Extracted data entries
==============================

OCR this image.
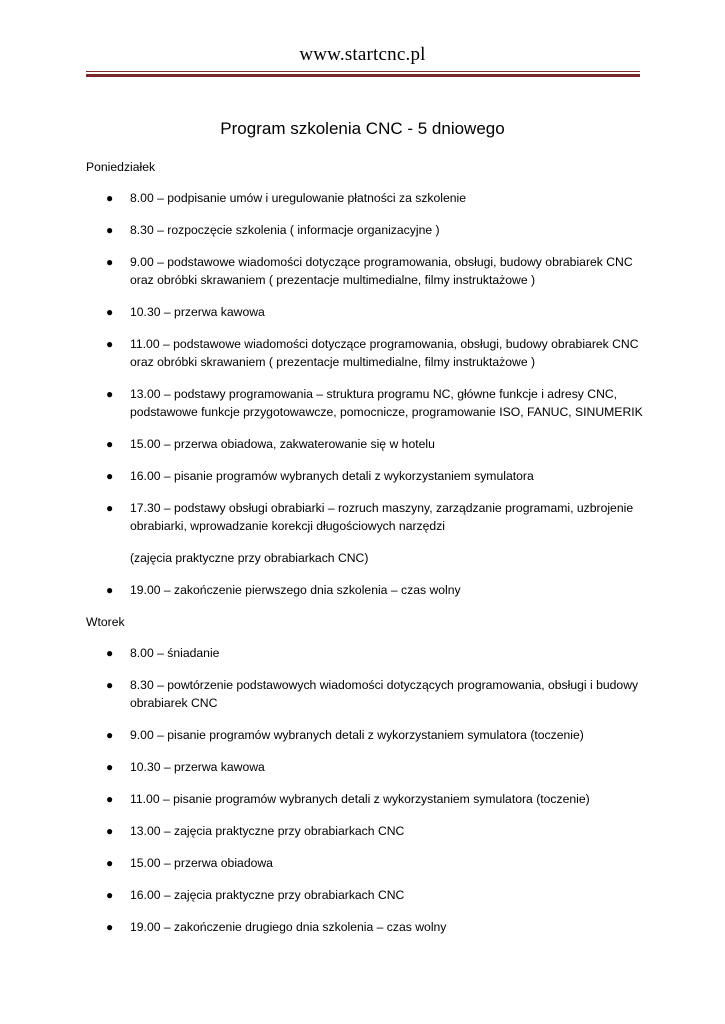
www.startcnc.pl
Program szkolenia CNC - 5 dniowego
Poniedziałek
● 8.00 – podpisanie umów i uregulowanie płatności za szkolenie
● 8.30 – rozpoczęcie szkolenia ( informacje organizacyjne )
● 9.00 – podstawowe wiadomości dotyczące programowania, obsługi, budowy obrabiarek CNC oraz obróbki skrawaniem ( prezentacje multimedialne, filmy instruktażowe )
● 10.30 – przerwa kawowa
● 11.00 – podstawowe wiadomości dotyczące programowania, obsługi, budowy obrabiarek CNC oraz obróbki skrawaniem ( prezentacje multimedialne, filmy instruktażowe )
● 13.00 – podstawy programowania – struktura programu NC, główne funkcje i adresy CNC, podstawowe funkcje przygotowawcze, pomocnicze, programowanie ISO, FANUC, SINUMERIK
● 15.00 – przerwa obiadowa, zakwaterowanie się w hotelu
● 16.00 – pisanie programów wybranych detali z wykorzystaniem symulatora
● 17.30 – podstawy obsługi obrabiarki – rozruch maszyny, zarządzanie programami, uzbrojenie obrabiarki, wprowadzanie korekcji długościowych narzędzi
(zajęcia praktyczne przy obrabiarkach CNC)
● 19.00 – zakończenie pierwszego dnia szkolenia – czas wolny
Wtorek
● 8.00 – śniadanie
● 8.30 – powtórzenie podstawowych wiadomości dotyczących programowania, obsługi i budowy obrabiarek CNC
● 9.00 – pisanie programów wybranych detali z wykorzystaniem symulatora (toczenie)
● 10.30 – przerwa kawowa
● 11.00 – pisanie programów wybranych detali z wykorzystaniem symulatora (toczenie)
● 13.00 – zajęcia praktyczne przy obrabiarkach CNC
● 15.00 – przerwa obiadowa
● 16.00 – zajęcia praktyczne przy obrabiarkach CNC
● 19.00 – zakończenie drugiego dnia szkolenia – czas wolny
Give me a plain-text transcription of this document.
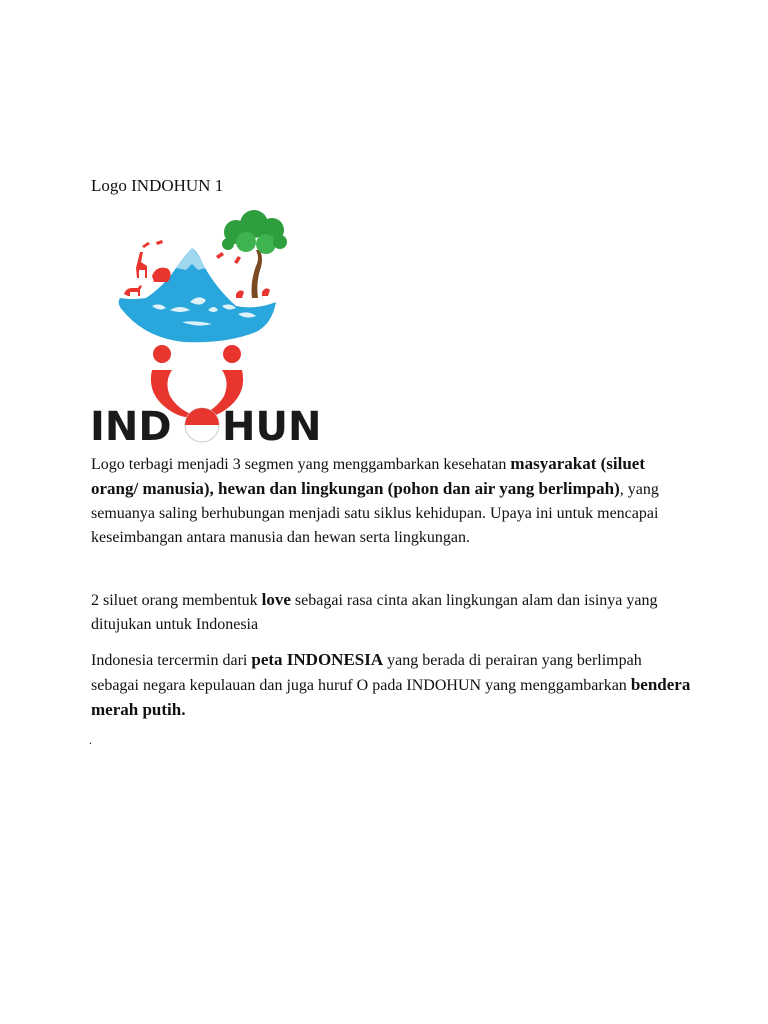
Logo INDOHUN 1
IND HUN

Logo terbagi menjadi 3 segmen yang menggambarkan kesehatan masyarakat (siluet orang/ manusia), hewan dan lingkungan (pohon dan air yang berlimpah), yang semuanya saling berhubungan menjadi satu siklus kehidupan. Upaya ini untuk mencapai keseimbangan antara manusia dan hewan serta lingkungan.

2 siluet orang membentuk love sebagai rasa cinta akan lingkungan alam dan isinya yang ditujukan untuk Indonesia

Indonesia tercermin dari peta INDONESIA yang berada di perairan yang berlimpah sebagai negara kepulauan dan juga huruf O pada INDOHUN yang menggambarkan bendera merah putih.

.
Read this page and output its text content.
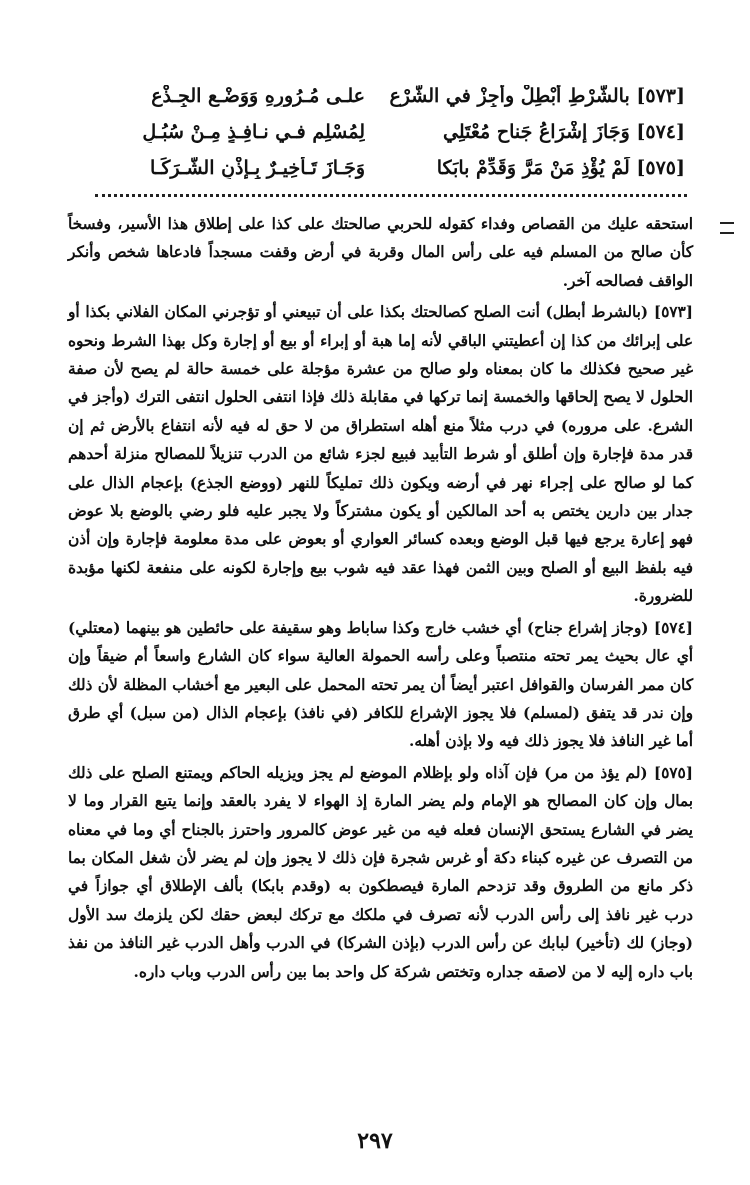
[٥٧٣] بالشَّرْطِ أَبْطِلْ وأَجِزْ في الشَّرْعِ
علـى مُـرُورِهِ وَوَضْـعِ الجِـذْعِ
[٥٧٤] وَجَازَ إِشْرَاعُ جَناحٍ مُعْتَلِي
لِمُسْلِمٍ فـي نـافِـذٍ مِـنْ سُبُـلِ
[٥٧٥] لَمْ يُؤْذِ مَنْ مَرَّ وَقَدِّمْ بابَكا
وَجَـازَ تَـأْخِيـرٌ بِـإِذْنِ الشُّـرَكَـا

استحقه عليك من القصاص وفداء كقوله للحربي صالحتك على كذا على إطلاق هذا الأسير، وفسخاً كأن صالح من المسلم فيه على رأس المال وقربة في أرض وقفت مسجداً فادعاها شخص وأنكر الواقف فصالحه آخر.

[٥٧٣] (بالشرط أبطل) أنت الصلح كصالحتك بكذا على أن تبيعني أو تؤجرني المكان الفلاني بكذا أو على إبرائك من كذا إن أعطيتني الباقي لأنه إما هبة أو إبراء أو بيع أو إجارة وكل بهذا الشرط ونحوه غير صحيح فكذلك ما كان بمعناه ولو صالح من عشرة مؤجلة على خمسة حالة لم يصح لأن صفة الحلول لا يصح إلحاقها والخمسة إنما تركها في مقابلة ذلك فإذا انتفى الحلول انتفى الترك (وأجز في الشرع. على مروره) في درب مثلاً منع أهله استطراق من لا حق له فيه لأنه انتفاع بالأرض ثم إن قدر مدة فإجارة وإن أطلق أو شرط التأبيد فبيع لجزء شائع من الدرب تنزيلاً للمصالح منزلة أحدهم كما لو صالح على إجراء نهر في أرضه ويكون ذلك تمليكاً للنهر (ووضع الجذع) بإعجام الذال على جدار بين دارين يختص به أحد المالكين أو يكون مشتركاً ولا يجبر عليه فلو رضي بالوضع بلا عوض فهو إعارة يرجع فيها قبل الوضع وبعده كسائر العواري أو بعوض على مدة معلومة فإجارة وإن أذن فيه بلفظ البيع أو الصلح وبين الثمن فهذا عقد فيه شوب بيع وإجارة لكونه على منفعة لكنها مؤبدة للضرورة.

[٥٧٤] (وجاز إشراع جناح) أي خشب خارج وكذا ساباط وهو سقيفة على حائطين هو بينهما (معتلي) أي عال بحيث يمر تحته منتصباً وعلى رأسه الحمولة العالية سواء كان الشارع واسعاً أم ضيقاً وإن كان ممر الفرسان والقوافل اعتبر أيضاً أن يمر تحته المحمل على البعير مع أخشاب المظلة لأن ذلك وإن ندر قد يتفق (لمسلم) فلا يجوز الإشراع للكافر (في نافذ) بإعجام الذال (من سبل) أي طرق أما غير النافذ فلا يجوز ذلك فيه ولا بإذن أهله.

[٥٧٥] (لم يؤذ من مر) فإن آذاه ولو بإظلام الموضع لم يجز ويزيله الحاكم ويمتنع الصلح على ذلك بمال وإن كان المصالح هو الإمام ولم يضر المارة إذ الهواء لا يفرد بالعقد وإنما يتبع القرار وما لا يضر في الشارع يستحق الإنسان فعله فيه من غير عوض كالمرور واحترز بالجناح أي وما في معناه من التصرف عن غيره كبناء دكة أو غرس شجرة فإن ذلك لا يجوز وإن لم يضر لأن شغل المكان بما ذكر مانع من الطروق وقد تزدحم المارة فيصطكون به (وقدم بابكا) بألف الإطلاق أي جوازاً في درب غير نافذ إلى رأس الدرب لأنه تصرف في ملكك مع تركك لبعض حقك لكن يلزمك سد الأول (وجاز) لك (تأخير) لبابك عن رأس الدرب (بإذن الشركا) في الدرب وأهل الدرب غير النافذ من نفذ باب داره إليه لا من لاصقه جداره وتختص شركة كل واحد بما بين رأس الدرب وباب داره.

٢٩٧
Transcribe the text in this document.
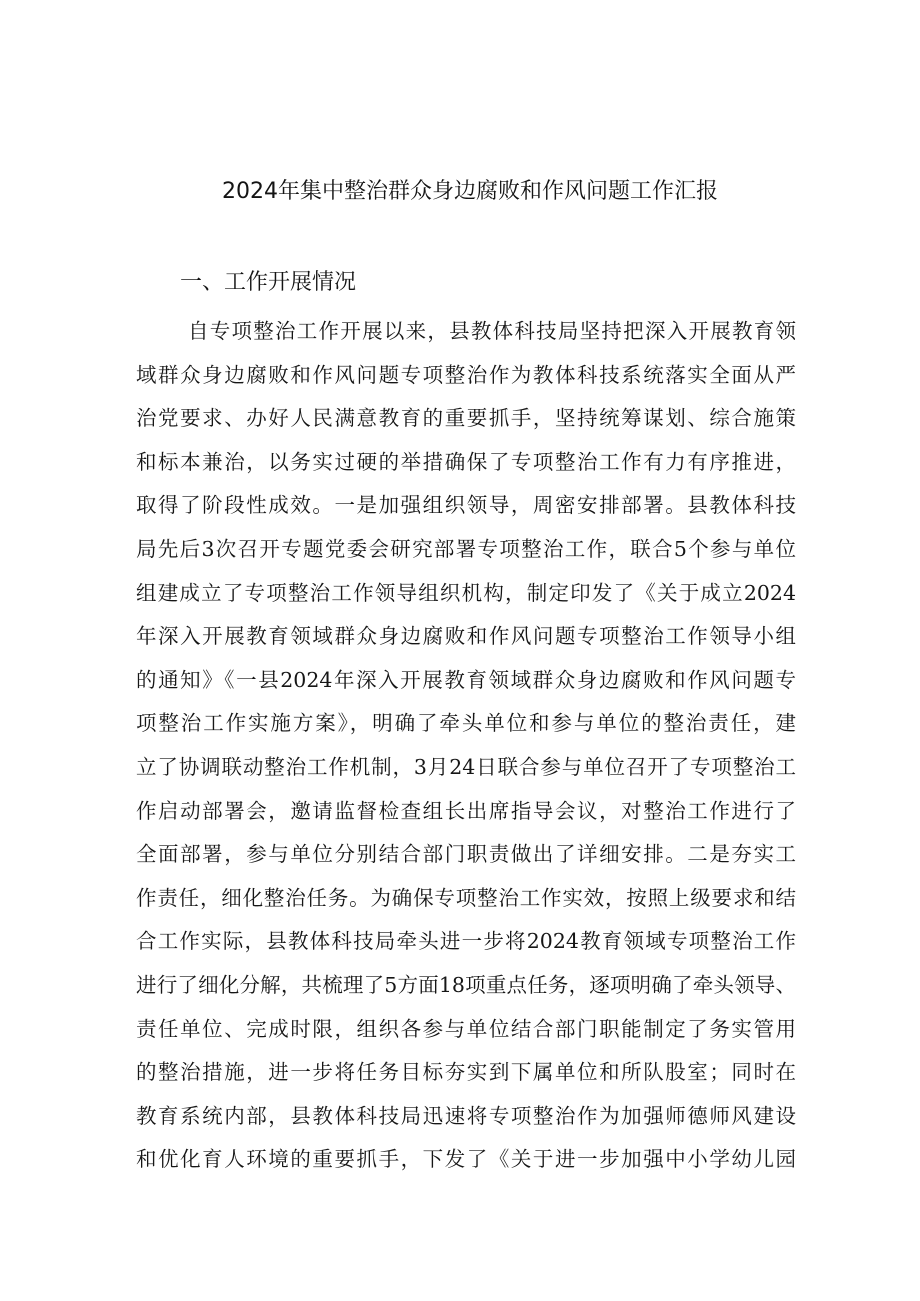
2024年集中整治群众身边腐败和作风问题工作汇报
一、工作开展情况
自专项整治工作开展以来，县教体科技局坚持把深入开展教育领
域群众身边腐败和作风问题专项整治作为教体科技系统落实全面从严
治党要求、办好人民满意教育的重要抓手，坚持统筹谋划、综合施策
和标本兼治，以务实过硬的举措确保了专项整治工作有力有序推进，
取得了阶段性成效。一是加强组织领导，周密安排部署。县教体科技
局先后3次召开专题党委会研究部署专项整治工作，联合5个参与单位
组建成立了专项整治工作领导组织机构，制定印发了《关于成立2024
年深入开展教育领域群众身边腐败和作风问题专项整治工作领导小组
的通知》《一县2024年深入开展教育领域群众身边腐败和作风问题专
项整治工作实施方案》，明确了牵头单位和参与单位的整治责任，建
立了协调联动整治工作机制，3月24日联合参与单位召开了专项整治工
作启动部署会，邀请监督检查组长出席指导会议，对整治工作进行了
全面部署，参与单位分别结合部门职责做出了详细安排。二是夯实工
作责任，细化整治任务。为确保专项整治工作实效，按照上级要求和结
合工作实际，县教体科技局牵头进一步将2024教育领域专项整治工作
进行了细化分解，共梳理了5方面18项重点任务，逐项明确了牵头领导、
责任单位、完成时限，组织各参与单位结合部门职能制定了务实管用
的整治措施，进一步将任务目标夯实到下属单位和所队股室；同时在
教育系统内部，县教体科技局迅速将专项整治作为加强师德师风建设
和优化育人环境的重要抓手，下发了《关于进一步加强中小学幼儿园
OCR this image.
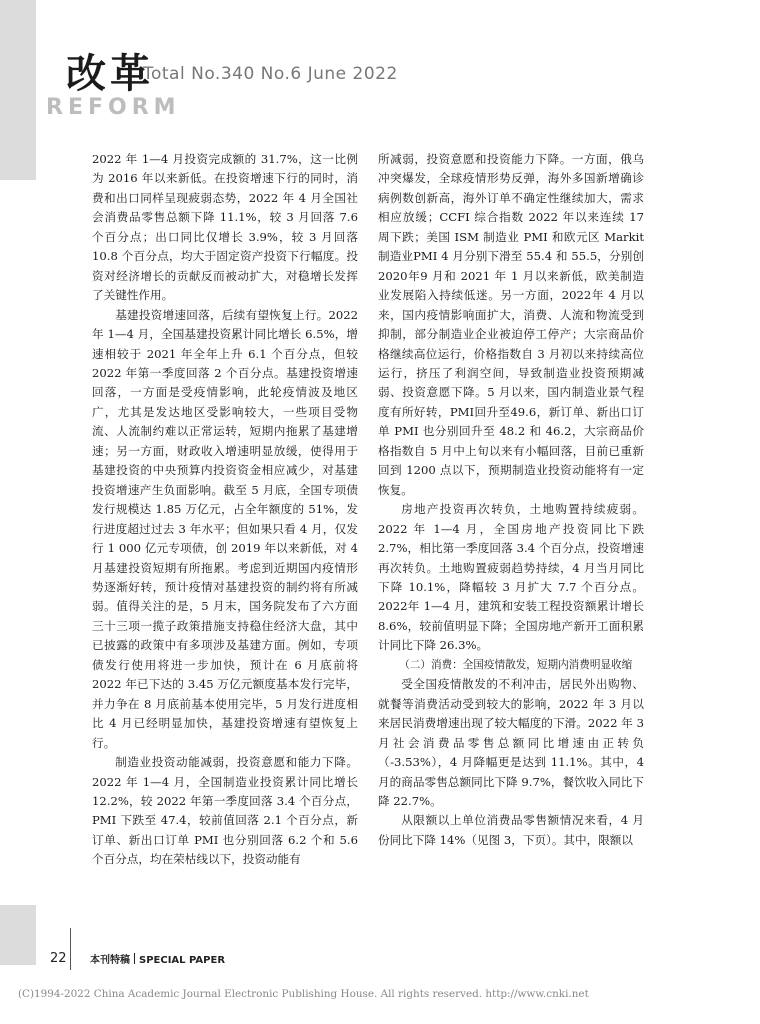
改革
Total No.340 No.6 June 2022
REFORM

2022 年 1—4 月投资完成额的 31.7%，这一比例为 2016 年以来新低。在投资增速下行的同时，消费和出口同样呈现疲弱态势，2022 年 4 月全国社会消费品零售总额下降 11.1%，较 3 月回落 7.6 个百分点；出口同比仅增长 3.9%，较 3 月回落10.8 个百分点，均大于固定资产投资下行幅度。投资对经济增长的贡献反而被动扩大，对稳增长发挥了关键性作用。

基建投资增速回落，后续有望恢复上行。2022 年 1—4 月，全国基建投资累计同比增长 6.5%，增速相较于 2021 年全年上升 6.1 个百分点，但较 2022 年第一季度回落 2 个百分点。基建投资增速回落，一方面是受疫情影响，此轮疫情波及地区广，尤其是发达地区受影响较大，一些项目受物流、人流制约难以正常运转，短期内拖累了基建增速；另一方面，财政收入增速明显放缓，使得用于基建投资的中央预算内投资资金相应减少，对基建投资增速产生负面影响。截至 5 月底，全国专项债发行规模达 1.85 万亿元，占全年额度的 51%，发行进度超过过去 3 年水平；但如果只看 4 月，仅发行 1 000 亿元专项债，创 2019 年以来新低，对 4 月基建投资短期有所拖累。考虑到近期国内疫情形势逐渐好转，预计疫情对基建投资的制约将有所减弱。值得关注的是，5 月末，国务院发布了六方面三十三项一揽子政策措施支持稳住经济大盘，其中已披露的政策中有多项涉及基建方面。例如，专项债发行使用将进一步加快，预计在 6 月底前将 2022 年已下达的 3.45 万亿元额度基本发行完毕，并力争在 8 月底前基本使用完毕，5 月发行进度相比 4 月已经明显加快，基建投资增速有望恢复上行。

制造业投资动能减弱，投资意愿和能力下降。2022 年 1—4 月，全国制造业投资累计同比增长 12.2%，较 2022 年第一季度回落 3.4 个百分点，PMI 下跌至 47.4，较前值回落 2.1 个百分点，新订单、新出口订单 PMI 也分别回落 6.2 个和 5.6 个百分点，均在荣枯线以下，投资动能有

所减弱，投资意愿和投资能力下降。一方面，俄乌冲突爆发，全球疫情形势反弹，海外多国新增确诊病例数创新高，海外订单不确定性继续加大，需求相应放缓；CCFI 综合指数 2022 年以来连续 17 周下跌；美国 ISM 制造业 PMI 和欧元区 Markit 制造业PMI 4 月分别下滑至 55.4 和 55.5，分别创 2020年9 月和 2021 年 1 月以来新低，欧美制造业发展陷入持续低迷。另一方面，2022年 4 月以来，国内疫情影响面扩大，消费、人流和物流受到抑制，部分制造业企业被迫停工停产；大宗商品价格继续高位运行，价格指数自 3 月初以来持续高位运行，挤压了利润空间，导致制造业投资预期减弱、投资意愿下降。5 月以来，国内制造业景气程度有所好转，PMI回升至49.6，新订单、新出口订单 PMI 也分别回升至 48.2 和 46.2，大宗商品价格指数自 5 月中上旬以来有小幅回落，目前已重新回到 1200 点以下，预期制造业投资动能将有一定恢复。

房地产投资再次转负，土地购置持续疲弱。2022 年 1—4 月，全国房地产投资同比下跌 2.7%，相比第一季度回落 3.4 个百分点，投资增速再次转负。土地购置疲弱趋势持续，4 月当月同比下降 10.1%，降幅较 3 月扩大 7.7 个百分点。2022年 1—4 月，建筑和安装工程投资额累计增长 8.6%，较前值明显下降；全国房地产新开工面积累计同比下降 26.3%。

（二）消费：全国疫情散发，短期内消费明显收缩

受全国疫情散发的不利冲击，居民外出购物、就餐等消费活动受到较大的影响，2022 年 3 月以来居民消费增速出现了较大幅度的下滑。2022 年 3 月社会消费品零售总额同比增速由正转负（-3.53%），4 月降幅更是达到 11.1%。其中，4 月的商品零售总额同比下降 9.7%，餐饮收入同比下降 22.7%。

从限额以上单位消费品零售额情况来看，4 月份同比下降 14%（见图 3，下页）。其中，限额以

22 本刊特稿 SPECIAL PAPER
(C)1994-2022 China Academic Journal Electronic Publishing House. All rights reserved. http://www.cnki.net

==============================

Instructions for the task
How many lines in the records above hold the word "menggambarkan"? Give only the number.

The result
2